# INSTRUCTION
Each record that follows should be repeated exactly, minus any images.

————————

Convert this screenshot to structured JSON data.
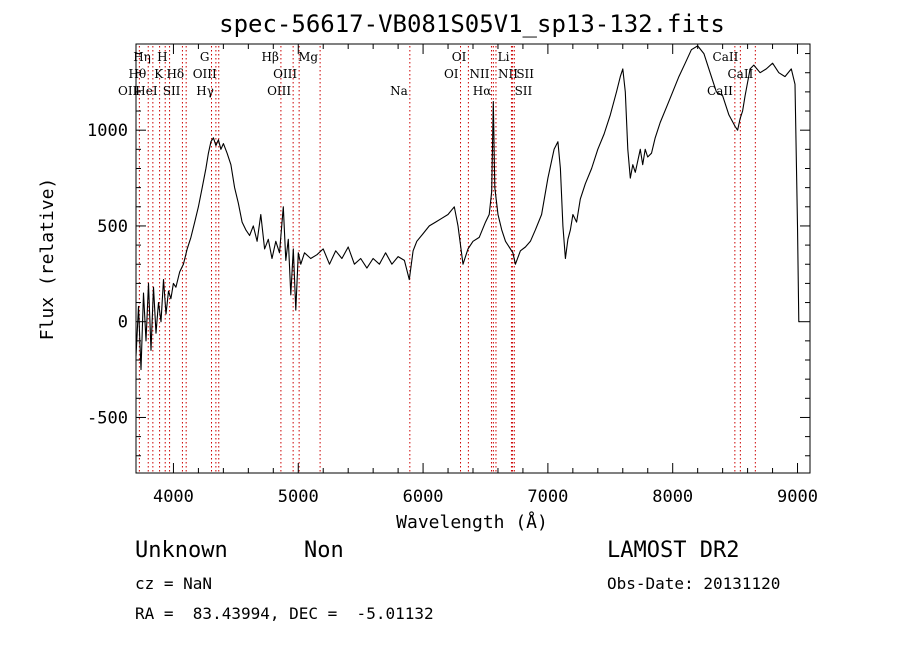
{
  "chart_data": {
    "type": "line",
    "title": "spec-56617-VB081S05V1_sp13-132.fits",
    "xlabel": "Wavelength (Å)",
    "ylabel": "Flux (relative)",
    "xlim": [
      3700,
      9100
    ],
    "ylim": [
      -790,
      1450
    ],
    "xticks": [
      4000,
      5000,
      6000,
      7000,
      8000,
      9000
    ],
    "yticks": [
      -500,
      0,
      500,
      1000
    ],
    "line_color": "#000000",
    "marker_color": "#cc0000",
    "spectrum": {
      "x": [
        3700,
        3720,
        3740,
        3760,
        3780,
        3800,
        3820,
        3840,
        3860,
        3880,
        3900,
        3920,
        3940,
        3960,
        3980,
        4000,
        4020,
        4050,
        4080,
        4110,
        4140,
        4170,
        4200,
        4230,
        4260,
        4280,
        4300,
        4320,
        4340,
        4360,
        4380,
        4400,
        4430,
        4460,
        4490,
        4520,
        4550,
        4580,
        4610,
        4640,
        4670,
        4700,
        4730,
        4760,
        4790,
        4820,
        4850,
        4880,
        4900,
        4920,
        4940,
        4960,
        4980,
        5000,
        5020,
        5050,
        5100,
        5150,
        5200,
        5250,
        5300,
        5350,
        5400,
        5450,
        5500,
        5550,
        5600,
        5650,
        5700,
        5750,
        5800,
        5850,
        5890,
        5920,
        5950,
        6000,
        6050,
        6100,
        6150,
        6200,
        6250,
        6280,
        6320,
        6360,
        6400,
        6450,
        6500,
        6530,
        6550,
        6563,
        6575,
        6600,
        6630,
        6660,
        6700,
        6720,
        6740,
        6780,
        6820,
        6860,
        6900,
        6950,
        7000,
        7050,
        7080,
        7100,
        7120,
        7140,
        7160,
        7180,
        7200,
        7230,
        7260,
        7300,
        7350,
        7400,
        7450,
        7500,
        7550,
        7580,
        7600,
        7620,
        7640,
        7660,
        7680,
        7700,
        7720,
        7740,
        7760,
        7780,
        7800,
        7830,
        7860,
        7900,
        7950,
        8000,
        8050,
        8100,
        8150,
        8200,
        8250,
        8300,
        8350,
        8400,
        8450,
        8500,
        8520,
        8540,
        8560,
        8580,
        8600,
        8620,
        8650,
        8700,
        8750,
        8800,
        8850,
        8900,
        8950,
        8980,
        9000,
        9010,
        9020
      ],
      "y": [
        -180,
        80,
        -250,
        150,
        -100,
        200,
        -150,
        180,
        -60,
        100,
        0,
        220,
        40,
        160,
        120,
        200,
        180,
        260,
        300,
        380,
        440,
        520,
        600,
        700,
        800,
        880,
        940,
        960,
        920,
        950,
        900,
        930,
        880,
        820,
        700,
        620,
        520,
        480,
        450,
        500,
        420,
        560,
        380,
        430,
        330,
        420,
        360,
        600,
        320,
        430,
        140,
        380,
        60,
        360,
        300,
        360,
        330,
        350,
        380,
        300,
        370,
        330,
        390,
        300,
        330,
        280,
        330,
        300,
        360,
        300,
        340,
        320,
        220,
        370,
        420,
        460,
        500,
        520,
        540,
        560,
        600,
        500,
        300,
        380,
        420,
        440,
        520,
        560,
        680,
        1150,
        700,
        560,
        480,
        420,
        380,
        360,
        300,
        370,
        390,
        420,
        480,
        560,
        750,
        900,
        940,
        800,
        500,
        330,
        430,
        480,
        560,
        520,
        640,
        720,
        800,
        900,
        980,
        1080,
        1200,
        1280,
        1320,
        1200,
        900,
        750,
        820,
        780,
        840,
        900,
        820,
        900,
        860,
        880,
        960,
        1040,
        1120,
        1200,
        1280,
        1350,
        1420,
        1440,
        1400,
        1300,
        1200,
        1180,
        1080,
        1020,
        1000,
        1060,
        1100,
        1180,
        1250,
        1320,
        1340,
        1300,
        1320,
        1350,
        1300,
        1280,
        1320,
        1240,
        500,
        0,
        0
      ]
    },
    "lines": [
      {
        "name": "OII",
        "wave": 3727,
        "row": 3,
        "side": "left"
      },
      {
        "name": "Hθ",
        "wave": 3798,
        "row": 2,
        "side": "left"
      },
      {
        "name": "Hη",
        "wave": 3835,
        "row": 1,
        "side": "left"
      },
      {
        "name": "HeI",
        "wave": 3889,
        "row": 3,
        "side": "left"
      },
      {
        "name": "K",
        "wave": 3934,
        "row": 2,
        "side": "left"
      },
      {
        "name": "H",
        "wave": 3969,
        "row": 1,
        "side": "left"
      },
      {
        "name": "SII",
        "wave": 4072,
        "row": 3,
        "side": "left"
      },
      {
        "name": "Hδ",
        "wave": 4102,
        "row": 2,
        "side": "left"
      },
      {
        "name": "G",
        "wave": 4305,
        "row": 1,
        "side": "left"
      },
      {
        "name": "Hγ",
        "wave": 4340,
        "row": 3,
        "side": "left"
      },
      {
        "name": "OIII",
        "wave": 4363,
        "row": 2,
        "side": "left"
      },
      {
        "name": "Hβ",
        "wave": 4861,
        "row": 1,
        "side": "left"
      },
      {
        "name": "OIII",
        "wave": 4959,
        "row": 3,
        "side": "left"
      },
      {
        "name": "OIII",
        "wave": 5007,
        "row": 2,
        "side": "left"
      },
      {
        "name": "Mg",
        "wave": 5175,
        "row": 1,
        "side": "left"
      },
      {
        "name": "Na",
        "wave": 5894,
        "row": 3,
        "side": "left"
      },
      {
        "name": "OI",
        "wave": 6300,
        "row": 2,
        "side": "left"
      },
      {
        "name": "OI",
        "wave": 6363,
        "row": 1,
        "side": "left"
      },
      {
        "name": "NII",
        "wave": 6548,
        "row": 2,
        "side": "left"
      },
      {
        "name": "Hα",
        "wave": 6563,
        "row": 3,
        "side": "left"
      },
      {
        "name": "NII",
        "wave": 6584,
        "row": 2,
        "side": "right"
      },
      {
        "name": "Li",
        "wave": 6708,
        "row": 1,
        "side": "left"
      },
      {
        "name": "SII",
        "wave": 6717,
        "row": 3,
        "side": "right"
      },
      {
        "name": "SII",
        "wave": 6731,
        "row": 2,
        "side": "right"
      },
      {
        "name": "CaII",
        "wave": 8498,
        "row": 3,
        "side": "left"
      },
      {
        "name": "CaII",
        "wave": 8542,
        "row": 1,
        "side": "left"
      },
      {
        "name": "CaII",
        "wave": 8662,
        "row": 2,
        "side": "left"
      }
    ]
  },
  "footer": {
    "object_class": "Unknown",
    "object_subclass": "Non",
    "survey": "LAMOST DR2",
    "cz": "cz = NaN",
    "obs_date": "Obs-Date: 20131120",
    "coords": "RA =  83.43994, DEC =  -5.01132"
  }
}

————————

# RESPONSE
Convert this screenshot to structured JSON data.
{
  "chart_data": {
    "type": "line",
    "title": "spec-56617-VB081S05V1_sp13-132.fits",
    "xlabel": "Wavelength (Å)",
    "ylabel": "Flux (relative)",
    "xlim": [
      3700,
      9100
    ],
    "ylim": [
      -790,
      1450
    ],
    "xticks": [
      4000,
      5000,
      6000,
      7000,
      8000,
      9000
    ],
    "yticks": [
      -500,
      0,
      500,
      1000
    ],
    "line_color": "#000000",
    "marker_color": "#cc0000",
    "spectrum": {
      "x": [
        3700,
        3720,
        3740,
        3760,
        3780,
        3800,
        3820,
        3840,
        3860,
        3880,
        3900,
        3920,
        3940,
        3960,
        3980,
        4000,
        4020,
        4050,
        4080,
        4110,
        4140,
        4170,
        4200,
        4230,
        4260,
        4280,
        4300,
        4320,
        4340,
        4360,
        4380,
        4400,
        4430,
        4460,
        4490,
        4520,
        4550,
        4580,
        4610,
        4640,
        4670,
        4700,
        4730,
        4760,
        4790,
        4820,
        4850,
        4880,
        4900,
        4920,
        4940,
        4960,
        4980,
        5000,
        5020,
        5050,
        5100,
        5150,
        5200,
        5250,
        5300,
        5350,
        5400,
        5450,
        5500,
        5550,
        5600,
        5650,
        5700,
        5750,
        5800,
        5850,
        5890,
        5920,
        5950,
        6000,
        6050,
        6100,
        6150,
        6200,
        6250,
        6280,
        6320,
        6360,
        6400,
        6450,
        6500,
        6530,
        6550,
        6563,
        6575,
        6600,
        6630,
        6660,
        6700,
        6720,
        6740,
        6780,
        6820,
        6860,
        6900,
        6950,
        7000,
        7050,
        7080,
        7100,
        7120,
        7140,
        7160,
        7180,
        7200,
        7230,
        7260,
        7300,
        7350,
        7400,
        7450,
        7500,
        7550,
        7580,
        7600,
        7620,
        7640,
        7660,
        7680,
        7700,
        7720,
        7740,
        7760,
        7780,
        7800,
        7830,
        7860,
        7900,
        7950,
        8000,
        8050,
        8100,
        8150,
        8200,
        8250,
        8300,
        8350,
        8400,
        8450,
        8500,
        8520,
        8540,
        8560,
        8580,
        8600,
        8620,
        8650,
        8700,
        8750,
        8800,
        8850,
        8900,
        8950,
        8980,
        9000,
        9010,
        9020
      ],
      "y": [
        -180,
        80,
        -250,
        150,
        -100,
        200,
        -150,
        180,
        -60,
        100,
        0,
        220,
        40,
        160,
        120,
        200,
        180,
        260,
        300,
        380,
        440,
        520,
        600,
        700,
        800,
        880,
        940,
        960,
        920,
        950,
        900,
        930,
        880,
        820,
        700,
        620,
        520,
        480,
        450,
        500,
        420,
        560,
        380,
        430,
        330,
        420,
        360,
        600,
        320,
        430,
        140,
        380,
        60,
        360,
        300,
        360,
        330,
        350,
        380,
        300,
        370,
        330,
        390,
        300,
        330,
        280,
        330,
        300,
        360,
        300,
        340,
        320,
        220,
        370,
        420,
        460,
        500,
        520,
        540,
        560,
        600,
        500,
        300,
        380,
        420,
        440,
        520,
        560,
        680,
        1150,
        700,
        560,
        480,
        420,
        380,
        360,
        300,
        370,
        390,
        420,
        480,
        560,
        750,
        900,
        940,
        800,
        500,
        330,
        430,
        480,
        560,
        520,
        640,
        720,
        800,
        900,
        980,
        1080,
        1200,
        1280,
        1320,
        1200,
        900,
        750,
        820,
        780,
        840,
        900,
        820,
        900,
        860,
        880,
        960,
        1040,
        1120,
        1200,
        1280,
        1350,
        1420,
        1440,
        1400,
        1300,
        1200,
        1180,
        1080,
        1020,
        1000,
        1060,
        1100,
        1180,
        1250,
        1320,
        1340,
        1300,
        1320,
        1350,
        1300,
        1280,
        1320,
        1240,
        500,
        0,
        0
      ]
    },
    "lines": [
      {
        "name": "OII",
        "wave": 3727,
        "row": 3,
        "side": "left"
      },
      {
        "name": "Hθ",
        "wave": 3798,
        "row": 2,
        "side": "left"
      },
      {
        "name": "Hη",
        "wave": 3835,
        "row": 1,
        "side": "left"
      },
      {
        "name": "HeI",
        "wave": 3889,
        "row": 3,
        "side": "left"
      },
      {
        "name": "K",
        "wave": 3934,
        "row": 2,
        "side": "left"
      },
      {
        "name": "H",
        "wave": 3969,
        "row": 1,
        "side": "left"
      },
      {
        "name": "SII",
        "wave": 4072,
        "row": 3,
        "side": "left"
      },
      {
        "name": "Hδ",
        "wave": 4102,
        "row": 2,
        "side": "left"
      },
      {
        "name": "G",
        "wave": 4305,
        "row": 1,
        "side": "left"
      },
      {
        "name": "Hγ",
        "wave": 4340,
        "row": 3,
        "side": "left"
      },
      {
        "name": "OIII",
        "wave": 4363,
        "row": 2,
        "side": "left"
      },
      {
        "name": "Hβ",
        "wave": 4861,
        "row": 1,
        "side": "left"
      },
      {
        "name": "OIII",
        "wave": 4959,
        "row": 3,
        "side": "left"
      },
      {
        "name": "OIII",
        "wave": 5007,
        "row": 2,
        "side": "left"
      },
      {
        "name": "Mg",
        "wave": 5175,
        "row": 1,
        "side": "left"
      },
      {
        "name": "Na",
        "wave": 5894,
        "row": 3,
        "side": "left"
      },
      {
        "name": "OI",
        "wave": 6300,
        "row": 2,
        "side": "left"
      },
      {
        "name": "OI",
        "wave": 6363,
        "row": 1,
        "side": "left"
      },
      {
        "name": "NII",
        "wave": 6548,
        "row": 2,
        "side": "left"
      },
      {
        "name": "Hα",
        "wave": 6563,
        "row": 3,
        "side": "left"
      },
      {
        "name": "NII",
        "wave": 6584,
        "row": 2,
        "side": "right"
      },
      {
        "name": "Li",
        "wave": 6708,
        "row": 1,
        "side": "left"
      },
      {
        "name": "SII",
        "wave": 6717,
        "row": 3,
        "side": "right"
      },
      {
        "name": "SII",
        "wave": 6731,
        "row": 2,
        "side": "right"
      },
      {
        "name": "CaII",
        "wave": 8498,
        "row": 3,
        "side": "left"
      },
      {
        "name": "CaII",
        "wave": 8542,
        "row": 1,
        "side": "left"
      },
      {
        "name": "CaII",
        "wave": 8662,
        "row": 2,
        "side": "left"
      }
    ]
  },
  "footer": {
    "object_class": "Unknown",
    "object_subclass": "Non",
    "survey": "LAMOST DR2",
    "cz": "cz = NaN",
    "obs_date": "Obs-Date: 20131120",
    "coords": "RA =  83.43994, DEC =  -5.01132"
  }
}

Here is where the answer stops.